* [STATED TASK]: Please repeat the rows below verbatim, everything from the first one down to the line containing "table-row bbox=[11, 505, 871, 520]", including both, and nothing past that line.

* [EXERCISE INPUTS]:
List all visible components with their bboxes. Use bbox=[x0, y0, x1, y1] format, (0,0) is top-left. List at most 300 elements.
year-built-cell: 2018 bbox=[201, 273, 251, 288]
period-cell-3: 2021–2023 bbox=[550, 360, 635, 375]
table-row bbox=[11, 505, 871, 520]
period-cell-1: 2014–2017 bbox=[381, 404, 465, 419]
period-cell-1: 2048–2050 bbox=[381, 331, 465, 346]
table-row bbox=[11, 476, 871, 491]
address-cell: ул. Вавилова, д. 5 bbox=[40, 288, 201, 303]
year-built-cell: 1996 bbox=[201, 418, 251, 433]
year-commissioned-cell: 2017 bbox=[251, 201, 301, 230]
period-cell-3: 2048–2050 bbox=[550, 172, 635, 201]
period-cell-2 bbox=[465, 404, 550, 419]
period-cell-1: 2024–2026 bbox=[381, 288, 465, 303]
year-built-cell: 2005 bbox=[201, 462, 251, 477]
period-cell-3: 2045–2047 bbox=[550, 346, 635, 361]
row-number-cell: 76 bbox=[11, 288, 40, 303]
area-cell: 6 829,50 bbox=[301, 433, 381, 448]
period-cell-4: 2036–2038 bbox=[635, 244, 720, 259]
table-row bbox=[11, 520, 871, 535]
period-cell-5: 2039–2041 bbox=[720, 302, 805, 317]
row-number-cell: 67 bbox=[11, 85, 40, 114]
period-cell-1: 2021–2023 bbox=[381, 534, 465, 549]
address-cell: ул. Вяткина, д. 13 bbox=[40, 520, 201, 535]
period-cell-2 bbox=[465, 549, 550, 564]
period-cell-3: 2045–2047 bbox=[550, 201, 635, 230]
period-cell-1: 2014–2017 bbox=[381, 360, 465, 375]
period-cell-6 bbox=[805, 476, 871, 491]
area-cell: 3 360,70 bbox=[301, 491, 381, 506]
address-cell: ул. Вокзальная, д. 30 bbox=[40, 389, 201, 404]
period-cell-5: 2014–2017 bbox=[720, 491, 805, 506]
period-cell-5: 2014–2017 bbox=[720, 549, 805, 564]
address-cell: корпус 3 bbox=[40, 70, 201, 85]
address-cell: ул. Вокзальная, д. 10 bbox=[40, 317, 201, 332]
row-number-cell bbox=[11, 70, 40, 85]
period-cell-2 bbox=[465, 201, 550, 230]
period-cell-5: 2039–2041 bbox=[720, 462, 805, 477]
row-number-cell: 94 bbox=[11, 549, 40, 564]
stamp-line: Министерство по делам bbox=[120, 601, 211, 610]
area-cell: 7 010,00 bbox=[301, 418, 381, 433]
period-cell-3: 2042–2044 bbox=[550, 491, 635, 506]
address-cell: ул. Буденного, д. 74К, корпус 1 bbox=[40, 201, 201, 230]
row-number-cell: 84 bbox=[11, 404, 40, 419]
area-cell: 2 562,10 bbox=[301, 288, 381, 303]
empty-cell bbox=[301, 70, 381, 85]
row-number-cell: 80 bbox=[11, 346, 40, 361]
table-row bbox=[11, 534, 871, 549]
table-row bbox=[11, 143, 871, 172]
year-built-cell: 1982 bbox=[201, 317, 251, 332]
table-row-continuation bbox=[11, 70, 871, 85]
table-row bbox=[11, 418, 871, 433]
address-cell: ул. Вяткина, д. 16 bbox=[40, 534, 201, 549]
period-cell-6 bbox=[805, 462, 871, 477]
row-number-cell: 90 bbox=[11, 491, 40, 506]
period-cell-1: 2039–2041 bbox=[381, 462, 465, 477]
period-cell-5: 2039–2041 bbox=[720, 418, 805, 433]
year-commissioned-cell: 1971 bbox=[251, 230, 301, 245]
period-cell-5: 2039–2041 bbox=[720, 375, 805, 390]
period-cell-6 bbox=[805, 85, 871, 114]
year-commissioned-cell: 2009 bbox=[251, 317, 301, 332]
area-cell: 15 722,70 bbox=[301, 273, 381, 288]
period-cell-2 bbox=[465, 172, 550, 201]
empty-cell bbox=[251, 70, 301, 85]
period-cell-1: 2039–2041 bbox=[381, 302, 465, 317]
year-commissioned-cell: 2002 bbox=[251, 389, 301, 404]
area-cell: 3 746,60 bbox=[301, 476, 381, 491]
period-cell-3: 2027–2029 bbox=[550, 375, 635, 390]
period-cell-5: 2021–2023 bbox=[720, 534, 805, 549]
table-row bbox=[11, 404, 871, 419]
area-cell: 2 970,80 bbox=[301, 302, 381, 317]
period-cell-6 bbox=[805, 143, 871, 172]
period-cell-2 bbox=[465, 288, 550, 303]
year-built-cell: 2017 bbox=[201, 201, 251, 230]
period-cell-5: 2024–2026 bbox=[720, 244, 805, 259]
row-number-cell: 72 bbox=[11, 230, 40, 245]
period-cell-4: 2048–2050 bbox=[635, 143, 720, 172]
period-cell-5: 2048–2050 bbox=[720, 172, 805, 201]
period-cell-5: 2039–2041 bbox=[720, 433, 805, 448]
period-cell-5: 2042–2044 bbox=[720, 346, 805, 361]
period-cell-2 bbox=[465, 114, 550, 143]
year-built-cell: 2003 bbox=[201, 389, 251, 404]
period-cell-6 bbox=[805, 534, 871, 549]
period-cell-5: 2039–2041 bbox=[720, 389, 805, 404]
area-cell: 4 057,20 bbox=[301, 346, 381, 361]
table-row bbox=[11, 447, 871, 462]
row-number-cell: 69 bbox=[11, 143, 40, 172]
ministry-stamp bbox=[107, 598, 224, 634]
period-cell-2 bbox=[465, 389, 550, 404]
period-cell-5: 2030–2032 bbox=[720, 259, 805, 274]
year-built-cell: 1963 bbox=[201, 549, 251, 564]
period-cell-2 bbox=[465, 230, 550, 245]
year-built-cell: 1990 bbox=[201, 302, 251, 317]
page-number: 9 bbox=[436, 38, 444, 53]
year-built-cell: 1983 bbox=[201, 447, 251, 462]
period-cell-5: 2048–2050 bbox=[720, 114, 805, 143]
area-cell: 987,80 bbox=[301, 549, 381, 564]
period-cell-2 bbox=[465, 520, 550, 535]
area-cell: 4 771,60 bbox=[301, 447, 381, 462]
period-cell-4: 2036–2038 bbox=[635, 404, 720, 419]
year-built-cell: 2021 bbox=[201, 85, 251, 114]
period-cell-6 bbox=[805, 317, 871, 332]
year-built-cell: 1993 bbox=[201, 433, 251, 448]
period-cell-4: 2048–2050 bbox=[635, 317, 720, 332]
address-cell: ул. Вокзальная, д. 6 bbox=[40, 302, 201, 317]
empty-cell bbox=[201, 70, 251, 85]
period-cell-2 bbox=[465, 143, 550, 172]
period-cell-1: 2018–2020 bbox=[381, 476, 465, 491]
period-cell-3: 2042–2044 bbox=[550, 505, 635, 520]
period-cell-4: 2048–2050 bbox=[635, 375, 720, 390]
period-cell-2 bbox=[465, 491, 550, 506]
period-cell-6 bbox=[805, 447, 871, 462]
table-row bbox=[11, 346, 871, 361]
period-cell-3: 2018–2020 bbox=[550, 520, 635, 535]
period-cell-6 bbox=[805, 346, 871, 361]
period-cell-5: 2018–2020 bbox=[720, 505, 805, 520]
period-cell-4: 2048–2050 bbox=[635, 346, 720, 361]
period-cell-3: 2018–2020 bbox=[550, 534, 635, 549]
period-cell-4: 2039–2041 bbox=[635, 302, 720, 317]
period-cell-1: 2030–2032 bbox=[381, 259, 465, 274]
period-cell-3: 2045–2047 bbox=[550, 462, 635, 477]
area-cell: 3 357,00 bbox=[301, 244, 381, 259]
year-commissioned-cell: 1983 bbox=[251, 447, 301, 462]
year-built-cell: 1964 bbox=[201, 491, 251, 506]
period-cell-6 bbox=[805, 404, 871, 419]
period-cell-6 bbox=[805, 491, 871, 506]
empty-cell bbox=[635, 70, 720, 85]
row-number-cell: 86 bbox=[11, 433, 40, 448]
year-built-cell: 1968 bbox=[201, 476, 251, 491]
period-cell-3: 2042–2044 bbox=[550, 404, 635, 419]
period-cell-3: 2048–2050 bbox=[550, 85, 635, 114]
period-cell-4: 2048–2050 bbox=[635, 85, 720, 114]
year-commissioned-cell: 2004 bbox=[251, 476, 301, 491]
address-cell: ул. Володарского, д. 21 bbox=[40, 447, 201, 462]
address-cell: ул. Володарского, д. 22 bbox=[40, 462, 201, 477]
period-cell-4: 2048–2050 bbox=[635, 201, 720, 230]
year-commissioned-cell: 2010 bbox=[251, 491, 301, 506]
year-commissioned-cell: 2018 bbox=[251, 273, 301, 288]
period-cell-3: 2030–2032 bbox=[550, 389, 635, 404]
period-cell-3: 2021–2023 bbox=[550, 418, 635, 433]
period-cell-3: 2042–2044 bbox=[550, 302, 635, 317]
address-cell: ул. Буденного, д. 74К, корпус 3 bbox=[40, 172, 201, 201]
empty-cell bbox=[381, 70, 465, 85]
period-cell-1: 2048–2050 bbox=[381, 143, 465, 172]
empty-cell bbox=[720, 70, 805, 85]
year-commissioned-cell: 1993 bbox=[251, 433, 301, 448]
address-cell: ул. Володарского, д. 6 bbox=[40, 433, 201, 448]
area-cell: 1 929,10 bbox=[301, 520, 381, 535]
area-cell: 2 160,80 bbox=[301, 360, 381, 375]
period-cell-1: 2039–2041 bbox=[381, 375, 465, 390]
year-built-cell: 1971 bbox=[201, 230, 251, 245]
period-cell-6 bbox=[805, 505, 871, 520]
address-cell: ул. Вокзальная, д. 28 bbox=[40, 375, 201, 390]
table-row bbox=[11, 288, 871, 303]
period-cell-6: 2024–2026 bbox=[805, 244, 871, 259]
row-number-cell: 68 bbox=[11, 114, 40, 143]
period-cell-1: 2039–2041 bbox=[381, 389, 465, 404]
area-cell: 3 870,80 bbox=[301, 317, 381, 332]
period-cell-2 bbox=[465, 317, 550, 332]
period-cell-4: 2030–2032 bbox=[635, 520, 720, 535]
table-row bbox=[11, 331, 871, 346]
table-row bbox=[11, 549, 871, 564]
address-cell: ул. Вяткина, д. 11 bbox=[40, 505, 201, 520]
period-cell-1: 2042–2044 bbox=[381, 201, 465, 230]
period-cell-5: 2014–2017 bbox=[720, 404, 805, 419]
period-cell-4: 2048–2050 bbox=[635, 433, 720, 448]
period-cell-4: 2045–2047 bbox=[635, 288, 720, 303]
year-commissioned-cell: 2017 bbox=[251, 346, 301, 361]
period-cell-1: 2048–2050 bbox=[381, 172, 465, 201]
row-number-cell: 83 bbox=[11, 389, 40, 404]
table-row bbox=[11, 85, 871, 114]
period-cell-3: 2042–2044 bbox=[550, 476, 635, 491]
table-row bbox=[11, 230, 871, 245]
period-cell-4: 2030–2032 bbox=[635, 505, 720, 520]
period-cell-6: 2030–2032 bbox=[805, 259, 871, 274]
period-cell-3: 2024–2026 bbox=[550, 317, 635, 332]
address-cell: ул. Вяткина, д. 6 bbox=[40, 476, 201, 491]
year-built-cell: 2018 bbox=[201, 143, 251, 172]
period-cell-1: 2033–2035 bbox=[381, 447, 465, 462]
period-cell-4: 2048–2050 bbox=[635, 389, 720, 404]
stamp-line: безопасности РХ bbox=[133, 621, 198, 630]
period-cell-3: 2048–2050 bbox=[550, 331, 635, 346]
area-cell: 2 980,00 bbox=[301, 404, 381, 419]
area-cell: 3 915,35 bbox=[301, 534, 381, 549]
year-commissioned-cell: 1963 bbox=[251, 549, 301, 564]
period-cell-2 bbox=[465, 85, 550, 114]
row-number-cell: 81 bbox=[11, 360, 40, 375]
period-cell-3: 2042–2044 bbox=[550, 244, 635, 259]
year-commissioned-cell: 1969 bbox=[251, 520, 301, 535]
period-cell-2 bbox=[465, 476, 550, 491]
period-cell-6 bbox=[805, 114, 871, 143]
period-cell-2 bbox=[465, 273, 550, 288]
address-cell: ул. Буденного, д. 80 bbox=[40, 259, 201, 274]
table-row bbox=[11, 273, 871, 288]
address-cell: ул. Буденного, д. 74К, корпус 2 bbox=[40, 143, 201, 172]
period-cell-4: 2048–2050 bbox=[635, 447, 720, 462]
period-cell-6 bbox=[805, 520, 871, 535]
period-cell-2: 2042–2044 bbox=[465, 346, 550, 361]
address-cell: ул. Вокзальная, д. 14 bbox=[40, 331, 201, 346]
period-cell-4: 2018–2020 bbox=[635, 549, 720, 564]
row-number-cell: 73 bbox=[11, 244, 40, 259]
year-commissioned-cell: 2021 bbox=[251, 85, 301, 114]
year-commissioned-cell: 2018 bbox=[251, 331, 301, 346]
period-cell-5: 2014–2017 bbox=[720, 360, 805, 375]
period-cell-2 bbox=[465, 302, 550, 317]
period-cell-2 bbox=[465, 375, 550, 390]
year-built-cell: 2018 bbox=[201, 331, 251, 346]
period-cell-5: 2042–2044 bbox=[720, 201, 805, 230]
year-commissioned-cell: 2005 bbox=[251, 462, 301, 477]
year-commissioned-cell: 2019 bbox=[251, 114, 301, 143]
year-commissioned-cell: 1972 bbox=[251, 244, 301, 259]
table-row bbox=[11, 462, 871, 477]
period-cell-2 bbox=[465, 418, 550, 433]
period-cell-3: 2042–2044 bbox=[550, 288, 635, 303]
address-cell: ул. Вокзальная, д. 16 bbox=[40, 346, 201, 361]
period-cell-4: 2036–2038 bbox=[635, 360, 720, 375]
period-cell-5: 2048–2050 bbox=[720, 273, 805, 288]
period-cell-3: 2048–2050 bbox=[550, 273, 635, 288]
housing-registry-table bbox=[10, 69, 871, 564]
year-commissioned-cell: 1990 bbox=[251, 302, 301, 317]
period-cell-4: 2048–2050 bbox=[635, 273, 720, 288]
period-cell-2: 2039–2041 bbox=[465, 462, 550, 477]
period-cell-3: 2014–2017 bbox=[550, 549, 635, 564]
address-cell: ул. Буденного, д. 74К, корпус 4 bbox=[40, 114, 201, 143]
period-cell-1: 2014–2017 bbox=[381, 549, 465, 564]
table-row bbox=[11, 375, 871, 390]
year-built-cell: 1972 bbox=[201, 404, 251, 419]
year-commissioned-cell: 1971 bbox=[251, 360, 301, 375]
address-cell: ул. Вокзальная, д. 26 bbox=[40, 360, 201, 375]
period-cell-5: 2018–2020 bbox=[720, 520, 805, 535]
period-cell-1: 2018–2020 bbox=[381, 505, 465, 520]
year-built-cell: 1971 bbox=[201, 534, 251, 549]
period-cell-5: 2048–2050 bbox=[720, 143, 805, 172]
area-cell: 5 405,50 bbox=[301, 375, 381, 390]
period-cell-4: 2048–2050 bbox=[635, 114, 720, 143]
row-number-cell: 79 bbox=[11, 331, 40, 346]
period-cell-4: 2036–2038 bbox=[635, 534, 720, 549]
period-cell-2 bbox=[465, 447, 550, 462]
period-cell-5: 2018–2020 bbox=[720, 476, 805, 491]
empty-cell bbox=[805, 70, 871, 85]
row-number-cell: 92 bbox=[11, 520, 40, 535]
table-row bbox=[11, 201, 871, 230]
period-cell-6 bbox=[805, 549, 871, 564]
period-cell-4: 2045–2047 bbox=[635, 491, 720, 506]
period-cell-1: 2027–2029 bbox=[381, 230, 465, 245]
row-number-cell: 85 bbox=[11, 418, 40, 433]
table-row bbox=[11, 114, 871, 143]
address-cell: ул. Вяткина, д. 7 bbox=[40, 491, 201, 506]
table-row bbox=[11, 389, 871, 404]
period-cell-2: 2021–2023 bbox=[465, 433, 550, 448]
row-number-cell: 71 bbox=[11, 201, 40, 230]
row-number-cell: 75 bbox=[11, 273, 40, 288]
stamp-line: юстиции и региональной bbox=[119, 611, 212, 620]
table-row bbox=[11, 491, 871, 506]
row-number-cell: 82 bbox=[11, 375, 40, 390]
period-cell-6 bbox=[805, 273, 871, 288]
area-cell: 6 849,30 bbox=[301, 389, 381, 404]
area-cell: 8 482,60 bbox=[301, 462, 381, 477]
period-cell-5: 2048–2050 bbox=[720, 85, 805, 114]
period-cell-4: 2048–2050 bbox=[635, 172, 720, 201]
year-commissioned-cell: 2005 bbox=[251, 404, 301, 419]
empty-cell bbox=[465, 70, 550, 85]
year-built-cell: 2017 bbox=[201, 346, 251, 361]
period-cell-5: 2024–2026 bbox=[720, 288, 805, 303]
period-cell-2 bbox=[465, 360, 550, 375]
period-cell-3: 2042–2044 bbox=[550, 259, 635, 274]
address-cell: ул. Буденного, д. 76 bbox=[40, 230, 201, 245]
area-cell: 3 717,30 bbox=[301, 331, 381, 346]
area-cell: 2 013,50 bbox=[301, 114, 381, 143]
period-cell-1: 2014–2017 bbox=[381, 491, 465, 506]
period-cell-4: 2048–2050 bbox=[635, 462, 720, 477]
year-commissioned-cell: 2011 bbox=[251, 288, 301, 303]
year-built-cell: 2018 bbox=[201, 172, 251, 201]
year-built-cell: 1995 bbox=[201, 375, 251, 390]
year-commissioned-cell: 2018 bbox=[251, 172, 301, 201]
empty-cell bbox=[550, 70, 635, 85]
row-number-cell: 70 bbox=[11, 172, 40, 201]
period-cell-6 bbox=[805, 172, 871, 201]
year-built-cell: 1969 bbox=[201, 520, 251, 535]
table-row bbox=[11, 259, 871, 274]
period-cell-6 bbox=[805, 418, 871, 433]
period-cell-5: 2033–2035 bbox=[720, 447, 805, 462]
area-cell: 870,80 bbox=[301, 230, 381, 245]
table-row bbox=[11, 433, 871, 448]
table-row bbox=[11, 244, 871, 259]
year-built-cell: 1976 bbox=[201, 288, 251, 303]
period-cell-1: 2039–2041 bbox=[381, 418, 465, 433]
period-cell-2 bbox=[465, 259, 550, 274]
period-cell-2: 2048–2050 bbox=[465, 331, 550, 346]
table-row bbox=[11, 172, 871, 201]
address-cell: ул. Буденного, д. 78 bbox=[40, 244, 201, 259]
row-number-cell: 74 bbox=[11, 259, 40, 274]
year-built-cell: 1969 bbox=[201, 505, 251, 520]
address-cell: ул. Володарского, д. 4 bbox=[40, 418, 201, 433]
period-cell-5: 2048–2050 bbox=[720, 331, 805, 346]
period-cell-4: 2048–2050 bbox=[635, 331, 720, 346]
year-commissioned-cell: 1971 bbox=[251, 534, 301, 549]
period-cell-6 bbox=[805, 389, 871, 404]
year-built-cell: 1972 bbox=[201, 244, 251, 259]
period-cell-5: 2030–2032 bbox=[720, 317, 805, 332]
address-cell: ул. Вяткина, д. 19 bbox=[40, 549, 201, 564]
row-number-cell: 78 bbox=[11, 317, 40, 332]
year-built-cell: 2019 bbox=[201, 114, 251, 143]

* [ANSWER TO THIS EXERCISE]:
List all visible components with their bboxes. Use bbox=[x0, y0, x1, y1] format, (0,0) is top-left. List at most 300 elements.
year-built-cell: 2018 bbox=[201, 273, 251, 288]
period-cell-3: 2021–2023 bbox=[550, 360, 635, 375]
table-row bbox=[11, 505, 871, 520]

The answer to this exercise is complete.